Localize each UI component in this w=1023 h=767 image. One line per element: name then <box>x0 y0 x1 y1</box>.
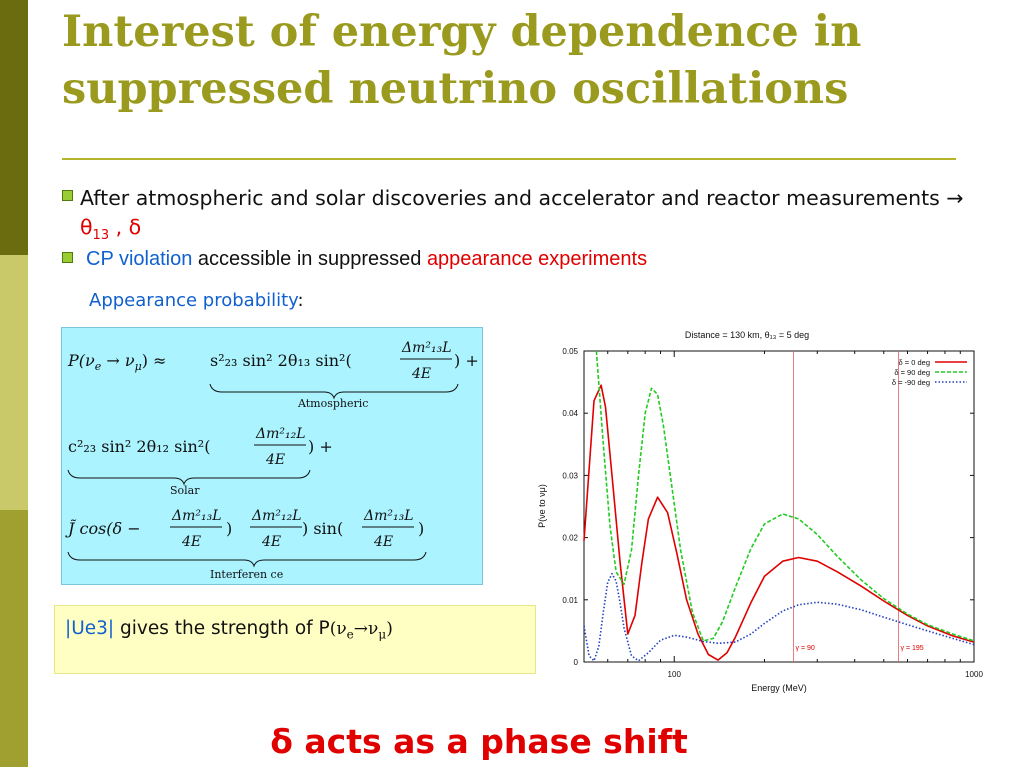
y-tick-label: 0.02 <box>562 534 578 543</box>
formula-lhs: P(νe → νμ) ≈ <box>67 351 166 373</box>
int-den-1: 4E <box>181 534 201 550</box>
bullet-square-icon <box>62 190 73 201</box>
bullet-1-theta: θ13 , δ <box>80 215 142 243</box>
x-tick-label: 100 <box>668 670 682 679</box>
theta-subscript: 13 <box>92 228 110 244</box>
int-num-2: Δm²₁₂L <box>251 508 302 524</box>
interference-label: Interferen ce <box>210 568 283 581</box>
chart-title: Distance = 130 km, θ₁₃ = 5 deg <box>685 330 809 340</box>
y-tick-label: 0.05 <box>562 347 578 356</box>
sol-plus: ) + <box>308 437 333 456</box>
annotations: γ = 90 γ = 195 <box>793 351 924 662</box>
y-tick-label: 0.04 <box>562 409 578 418</box>
delta-symbol: , δ <box>109 215 142 239</box>
bullet-2-mid: accessible in suppressed <box>192 248 427 270</box>
int-num-3: Δm²₁₃L <box>363 508 414 524</box>
y-axis-label: P(νe to νμ) <box>537 484 547 528</box>
plot-frame <box>583 350 975 663</box>
solar-underbrace <box>67 469 311 486</box>
oscillation-plot: Distance = 130 km, θ₁₃ = 5 deg 0 0.01 0.02… <box>537 325 992 700</box>
gamma-marker-label: γ = 90 <box>796 645 815 652</box>
appearance-colon: : <box>297 290 304 311</box>
decorative-sidebar <box>0 0 28 767</box>
legend-label: δ = 0 deg <box>899 358 931 367</box>
interference-term: J̃ cos(δ − <box>65 519 141 538</box>
bullet-1-text: After atmospheric and solar discoveries … <box>62 184 982 250</box>
ue3-note: |Ue3| gives the strength of P(νe→νμ) <box>65 618 393 641</box>
legend-label: δ = -90 deg <box>892 378 930 387</box>
atm-numerator: Δm²₁₃L <box>401 340 452 356</box>
y-axis: 0 0.01 0.02 0.03 0.04 0.05 <box>562 347 974 667</box>
appearance-probability-label: Appearance probability: <box>89 290 304 311</box>
int-sin: ) sin( <box>302 519 343 538</box>
sidebar-band-light <box>0 255 28 510</box>
sol-numerator: Δm²₁₂L <box>255 426 306 442</box>
legend-label: δ = 90 deg <box>894 368 930 377</box>
atmospheric-term: s²₂₃ sin² 2θ₁₃ sin²( <box>210 351 352 370</box>
y-tick-label: 0.03 <box>562 471 578 480</box>
sidebar-band-dark <box>0 0 28 255</box>
gamma-marker-label: γ = 195 <box>901 645 924 652</box>
formula-svg: P(νe → νμ) ≈ s²₂₃ sin² 2θ₁₃ sin²( Δm²₁₃L… <box>65 340 479 581</box>
solar-term: c²₂₃ sin² 2θ₁₂ sin²( <box>68 437 210 456</box>
bullet-2-text: CP violation accessible in suppressed ap… <box>62 248 647 270</box>
oscillation-chart-svg: Distance = 130 km, θ₁₃ = 5 deg 0 0.01 0.02… <box>537 330 983 693</box>
ue3-formula: (νe→νμ) <box>329 619 393 642</box>
slide-title-line2: suppressed neutrino oscillations <box>62 64 849 114</box>
appearance-experiments-text: appearance experiments <box>426 248 648 270</box>
slide-title: Interest of energy dependence in suppres… <box>62 4 962 118</box>
int-close: ) <box>418 519 424 538</box>
bullet-square-icon <box>62 252 73 263</box>
title-underline <box>62 158 956 160</box>
series-group <box>583 350 975 662</box>
int-paren: ) <box>226 519 232 538</box>
x-axis-label: Energy (MeV) <box>751 683 807 693</box>
x-tick-label: 1000 <box>965 670 983 679</box>
int-den-2: 4E <box>261 534 281 550</box>
phase-shift-headline: δ acts as a phase shift <box>270 722 688 761</box>
solar-label: Solar <box>170 484 200 497</box>
series-line <box>595 350 975 642</box>
bullet-2: CP violation accessible in suppressed ap… <box>62 246 962 272</box>
y-tick-label: 0 <box>574 658 579 667</box>
sidebar-band-mid <box>0 510 28 767</box>
appearance-label-text: Appearance probability <box>89 290 298 311</box>
interference-underbrace <box>67 551 427 568</box>
atmospheric-label: Atmospheric <box>297 397 368 410</box>
ue3-label: |Ue3| <box>65 618 115 639</box>
int-den-3: 4E <box>373 534 393 550</box>
sol-denominator: 4E <box>265 452 285 468</box>
bullet-1-main: After atmospheric and solar discoveries … <box>80 186 964 210</box>
ue3-text: gives the strength of P <box>114 618 330 639</box>
x-axis: 100 1000 <box>583 351 983 679</box>
ue3-note-box: |Ue3| gives the strength of P(νe→νμ) <box>54 605 536 674</box>
series-line <box>583 384 975 661</box>
formula-box: P(νe → νμ) ≈ s²₂₃ sin² 2θ₁₃ sin²( Δm²₁₃L… <box>61 327 483 585</box>
atm-plus: ) + <box>454 351 479 370</box>
cp-violation-text: CP violation <box>86 248 193 270</box>
theta-symbol: θ <box>80 215 93 239</box>
y-tick-label: 0.01 <box>562 596 578 605</box>
slide-title-line1: Interest of energy dependence in <box>62 7 862 57</box>
atmospheric-underbrace <box>209 383 459 400</box>
int-num-1: Δm²₁₃L <box>171 508 222 524</box>
series-line <box>583 572 975 662</box>
atm-denominator: 4E <box>411 366 431 382</box>
bullet-1: After atmospheric and solar discoveries … <box>62 184 982 250</box>
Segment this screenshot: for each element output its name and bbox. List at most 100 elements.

----

Aim of the exercise — Reproduce verbatim the lines of the listing that begin with the line containing "y-tick-label: 0.02 <box>562 534 578 543</box>" and continue through the line containing "x-tick-label: 100 <box>668 670 682 679</box>", both of those lines included.

Result —
y-tick-label: 0.02 <box>562 534 578 543</box>
formula-lhs: P(νe → νμ) ≈ <box>67 351 166 373</box>
int-den-1: 4E <box>181 534 201 550</box>
bullet-square-icon <box>62 190 73 201</box>
bullet-1-theta: θ13 , δ <box>80 215 142 243</box>
x-tick-label: 100 <box>668 670 682 679</box>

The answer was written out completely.